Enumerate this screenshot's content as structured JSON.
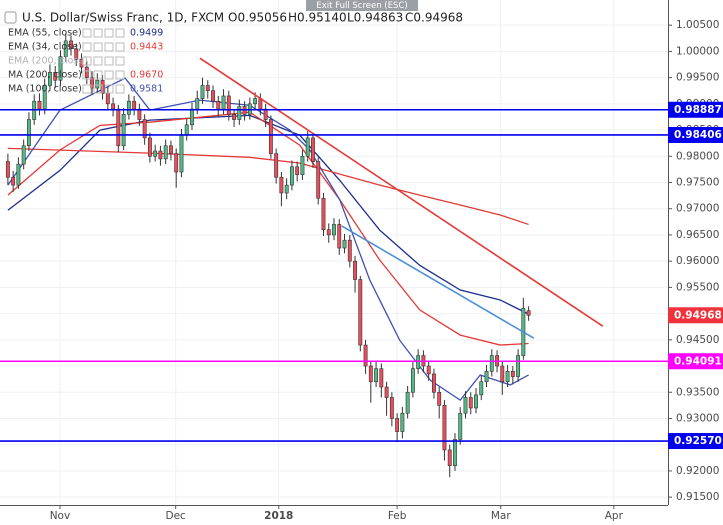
{
  "chart_data": {
    "type": "candlestick",
    "title": "U.S. Dollar/Swiss Franc, 1D, FXCM",
    "readout": [
      "O0.95056",
      "H0.95140",
      "L0.94863",
      "C0.94968"
    ],
    "exit_button": "Exit Full Screen (ESC)",
    "up_color": "#53b987",
    "down_color": "#eb4d5c",
    "grid": true,
    "xlim": [
      -1.5,
      125.5
    ],
    "xticks": [
      {
        "value": 9.9,
        "label": "Nov"
      },
      {
        "value": 31.9,
        "label": "Dec"
      },
      {
        "value": 51.5,
        "label": "2018"
      },
      {
        "value": 74,
        "label": "Feb"
      },
      {
        "value": 93.7,
        "label": "Mar"
      },
      {
        "value": 115.2,
        "label": "Apr"
      }
    ],
    "ylim": [
      0.9135,
      1.0098
    ],
    "yticks": [
      {
        "value": 0.915,
        "label": "0.91500"
      },
      {
        "value": 0.92,
        "label": "0.92000"
      },
      {
        "value": 0.925,
        "label": "0.92500"
      },
      {
        "value": 0.93,
        "label": "0.93000"
      },
      {
        "value": 0.935,
        "label": "0.93500"
      },
      {
        "value": 0.94,
        "label": "0.94000"
      },
      {
        "value": 0.945,
        "label": "0.94500"
      },
      {
        "value": 0.95,
        "label": "0.95000"
      },
      {
        "value": 0.955,
        "label": "0.95500"
      },
      {
        "value": 0.96,
        "label": "0.96000"
      },
      {
        "value": 0.965,
        "label": "0.96500"
      },
      {
        "value": 0.97,
        "label": "0.97000"
      },
      {
        "value": 0.975,
        "label": "0.97500"
      },
      {
        "value": 0.98,
        "label": "0.98000"
      },
      {
        "value": 0.985,
        "label": "0.98500"
      },
      {
        "value": 0.99,
        "label": "0.99000"
      },
      {
        "value": 0.995,
        "label": "0.99500"
      },
      {
        "value": 1.0,
        "label": "1.00000"
      },
      {
        "value": 1.005,
        "label": "1.00500"
      }
    ],
    "ohlc": [
      [
        0.979,
        0.9805,
        0.9745,
        0.976
      ],
      [
        0.976,
        0.9772,
        0.9732,
        0.9745
      ],
      [
        0.9745,
        0.9798,
        0.9738,
        0.9785
      ],
      [
        0.9785,
        0.9832,
        0.9775,
        0.982
      ],
      [
        0.982,
        0.9884,
        0.981,
        0.987
      ],
      [
        0.987,
        0.9918,
        0.986,
        0.9905
      ],
      [
        0.9905,
        0.992,
        0.9878,
        0.989
      ],
      [
        0.989,
        0.9948,
        0.988,
        0.9935
      ],
      [
        0.9935,
        0.9975,
        0.9925,
        0.996
      ],
      [
        0.996,
        0.9972,
        0.993,
        0.9945
      ],
      [
        0.9945,
        1.0002,
        0.9935,
        0.999
      ],
      [
        0.999,
        1.0034,
        0.998,
        1.002
      ],
      [
        1.002,
        1.003,
        0.9992,
        1.0005
      ],
      [
        1.0005,
        1.0015,
        0.9972,
        0.9985
      ],
      [
        0.9985,
        0.9996,
        0.9958,
        0.997
      ],
      [
        0.997,
        0.9982,
        0.9938,
        0.995
      ],
      [
        0.995,
        0.9962,
        0.9918,
        0.993
      ],
      [
        0.993,
        0.9958,
        0.992,
        0.9945
      ],
      [
        0.9945,
        0.9955,
        0.9908,
        0.992
      ],
      [
        0.992,
        0.9932,
        0.9888,
        0.99
      ],
      [
        0.99,
        0.9912,
        0.9876,
        0.989
      ],
      [
        0.989,
        0.9898,
        0.9808,
        0.982
      ],
      [
        0.982,
        0.9892,
        0.9812,
        0.988
      ],
      [
        0.988,
        0.9918,
        0.987,
        0.9905
      ],
      [
        0.9905,
        0.9915,
        0.9878,
        0.989
      ],
      [
        0.989,
        0.99,
        0.9858,
        0.987
      ],
      [
        0.987,
        0.988,
        0.9822,
        0.9835
      ],
      [
        0.9835,
        0.9845,
        0.9788,
        0.98
      ],
      [
        0.98,
        0.9822,
        0.979,
        0.981
      ],
      [
        0.981,
        0.982,
        0.9782,
        0.9795
      ],
      [
        0.9795,
        0.9832,
        0.9785,
        0.982
      ],
      [
        0.982,
        0.983,
        0.9792,
        0.9805
      ],
      [
        0.9805,
        0.9815,
        0.974,
        0.977
      ],
      [
        0.977,
        0.9852,
        0.976,
        0.984
      ],
      [
        0.984,
        0.9872,
        0.983,
        0.986
      ],
      [
        0.986,
        0.9902,
        0.985,
        0.989
      ],
      [
        0.989,
        0.9925,
        0.988,
        0.991
      ],
      [
        0.991,
        0.995,
        0.99,
        0.9935
      ],
      [
        0.9935,
        0.9945,
        0.991,
        0.9925
      ],
      [
        0.9925,
        0.9935,
        0.9892,
        0.9905
      ],
      [
        0.9905,
        0.9915,
        0.9875,
        0.989
      ],
      [
        0.989,
        0.9928,
        0.988,
        0.9915
      ],
      [
        0.9915,
        0.9925,
        0.9868,
        0.988
      ],
      [
        0.988,
        0.989,
        0.9856,
        0.987
      ],
      [
        0.987,
        0.9908,
        0.986,
        0.9895
      ],
      [
        0.9895,
        0.9905,
        0.9868,
        0.988
      ],
      [
        0.988,
        0.9912,
        0.987,
        0.99
      ],
      [
        0.99,
        0.9922,
        0.989,
        0.991
      ],
      [
        0.991,
        0.992,
        0.9878,
        0.989
      ],
      [
        0.989,
        0.99,
        0.9856,
        0.987
      ],
      [
        0.987,
        0.9878,
        0.9795,
        0.9805
      ],
      [
        0.9805,
        0.9815,
        0.9748,
        0.976
      ],
      [
        0.976,
        0.977,
        0.9705,
        0.973
      ],
      [
        0.973,
        0.9758,
        0.9718,
        0.9745
      ],
      [
        0.9745,
        0.9792,
        0.9735,
        0.978
      ],
      [
        0.978,
        0.979,
        0.9752,
        0.9765
      ],
      [
        0.9765,
        0.9812,
        0.9755,
        0.98
      ],
      [
        0.98,
        0.9848,
        0.979,
        0.9835
      ],
      [
        0.9835,
        0.9845,
        0.9778,
        0.979
      ],
      [
        0.979,
        0.9798,
        0.9708,
        0.972
      ],
      [
        0.972,
        0.973,
        0.9648,
        0.966
      ],
      [
        0.966,
        0.9672,
        0.9635,
        0.965
      ],
      [
        0.965,
        0.9682,
        0.964,
        0.967
      ],
      [
        0.967,
        0.968,
        0.9612,
        0.9625
      ],
      [
        0.9625,
        0.9652,
        0.9615,
        0.964
      ],
      [
        0.964,
        0.965,
        0.9588,
        0.96
      ],
      [
        0.96,
        0.961,
        0.954,
        0.9565
      ],
      [
        0.9565,
        0.9572,
        0.9428,
        0.944
      ],
      [
        0.944,
        0.945,
        0.9385,
        0.94
      ],
      [
        0.94,
        0.941,
        0.933,
        0.937
      ],
      [
        0.937,
        0.9408,
        0.936,
        0.9395
      ],
      [
        0.9395,
        0.9405,
        0.934,
        0.936
      ],
      [
        0.936,
        0.937,
        0.9305,
        0.934
      ],
      [
        0.934,
        0.935,
        0.9285,
        0.93
      ],
      [
        0.93,
        0.931,
        0.9255,
        0.9275
      ],
      [
        0.9275,
        0.9322,
        0.9262,
        0.931
      ],
      [
        0.931,
        0.9362,
        0.93,
        0.935
      ],
      [
        0.935,
        0.941,
        0.934,
        0.9395
      ],
      [
        0.9395,
        0.9432,
        0.9385,
        0.942
      ],
      [
        0.942,
        0.943,
        0.9388,
        0.94
      ],
      [
        0.94,
        0.941,
        0.9372,
        0.9385
      ],
      [
        0.9385,
        0.9395,
        0.9338,
        0.935
      ],
      [
        0.935,
        0.936,
        0.93,
        0.9325
      ],
      [
        0.9325,
        0.9335,
        0.922,
        0.924
      ],
      [
        0.924,
        0.925,
        0.9188,
        0.921
      ],
      [
        0.921,
        0.9272,
        0.92,
        0.926
      ],
      [
        0.926,
        0.9322,
        0.925,
        0.931
      ],
      [
        0.931,
        0.9352,
        0.93,
        0.934
      ],
      [
        0.934,
        0.935,
        0.9308,
        0.932
      ],
      [
        0.932,
        0.9358,
        0.931,
        0.9345
      ],
      [
        0.9345,
        0.9382,
        0.9335,
        0.937
      ],
      [
        0.937,
        0.9402,
        0.936,
        0.939
      ],
      [
        0.939,
        0.9432,
        0.938,
        0.942
      ],
      [
        0.942,
        0.943,
        0.9388,
        0.94
      ],
      [
        0.94,
        0.941,
        0.9345,
        0.937
      ],
      [
        0.937,
        0.9402,
        0.936,
        0.939
      ],
      [
        0.939,
        0.94,
        0.9365,
        0.938
      ],
      [
        0.938,
        0.9432,
        0.937,
        0.942
      ],
      [
        0.942,
        0.953,
        0.9412,
        0.951
      ],
      [
        0.95056,
        0.9514,
        0.94863,
        0.94968
      ]
    ],
    "indicators": [
      {
        "name": "EMA (55, close)",
        "value_label": "0.9499",
        "color": "#1c2e8c",
        "x": [
          0,
          9.9,
          17.5,
          27,
          46,
          55.5,
          63.1,
          70.7,
          78.3,
          86,
          93.6,
          99
        ],
        "values": [
          0.9697,
          0.9773,
          0.985,
          0.9869,
          0.9878,
          0.984,
          0.9754,
          0.9659,
          0.9592,
          0.9545,
          0.9526,
          0.9499
        ]
      },
      {
        "name": "EMA (34, close)",
        "value_label": "0.9443",
        "color": "#e53935",
        "x": [
          0,
          9.9,
          17.5,
          27,
          46,
          55.5,
          63.1,
          70.7,
          78.3,
          86,
          93.6,
          99
        ],
        "values": [
          0.9726,
          0.9812,
          0.9859,
          0.9865,
          0.9884,
          0.9821,
          0.9717,
          0.9602,
          0.9507,
          0.9459,
          0.944,
          0.9443
        ]
      },
      {
        "name": "EMA (200, close)",
        "color": "#b0b0b0"
      },
      {
        "name": "MA (200, close)",
        "value_label": "0.9670",
        "color": "#e53935",
        "x": [
          0,
          27,
          46,
          55.5,
          70.7,
          78.3,
          86,
          93.6,
          99
        ],
        "values": [
          0.9815,
          0.9806,
          0.9798,
          0.9787,
          0.9745,
          0.9726,
          0.9707,
          0.9688,
          0.967
        ]
      },
      {
        "name": "MA (100, close)",
        "value_label": "0.9581",
        "color": "#3f51b5"
      },
      {
        "color": "#3f51b5",
        "x": [
          0,
          9.9,
          22.3,
          27,
          36.5,
          46,
          53.6,
          57.4,
          63.1,
          68.8,
          74.5,
          80.3,
          86,
          89.8,
          95.5,
          99
        ],
        "values": [
          0.9745,
          0.9888,
          0.9949,
          0.9888,
          0.9907,
          0.9897,
          0.985,
          0.9812,
          0.9717,
          0.9564,
          0.9449,
          0.9373,
          0.9335,
          0.9383,
          0.9364,
          0.9383
        ]
      }
    ],
    "trendlines": [
      {
        "color": "#e53935",
        "x": [
          36.5,
          113.1
        ],
        "values": [
          0.9987,
          0.9476
        ]
      },
      {
        "color": "#4a90d9",
        "x": [
          63.5,
          100
        ],
        "values": [
          0.9667,
          0.9453
        ]
      }
    ],
    "levels": [
      {
        "value": 0.98887,
        "color": "#0000ee"
      },
      {
        "value": 0.98406,
        "color": "#0000ee"
      },
      {
        "value": 0.94091,
        "color": "#ff00ff"
      },
      {
        "value": 0.9257,
        "label": "0.92570",
        "color": "#0000ee"
      }
    ],
    "last_price": {
      "value": 0.94968,
      "color": "#f0323c"
    }
  }
}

# # # # #

GOAL: Reply with one number only: how many lines of the listing hold "name"?

ANSWER TO THE TASK: 5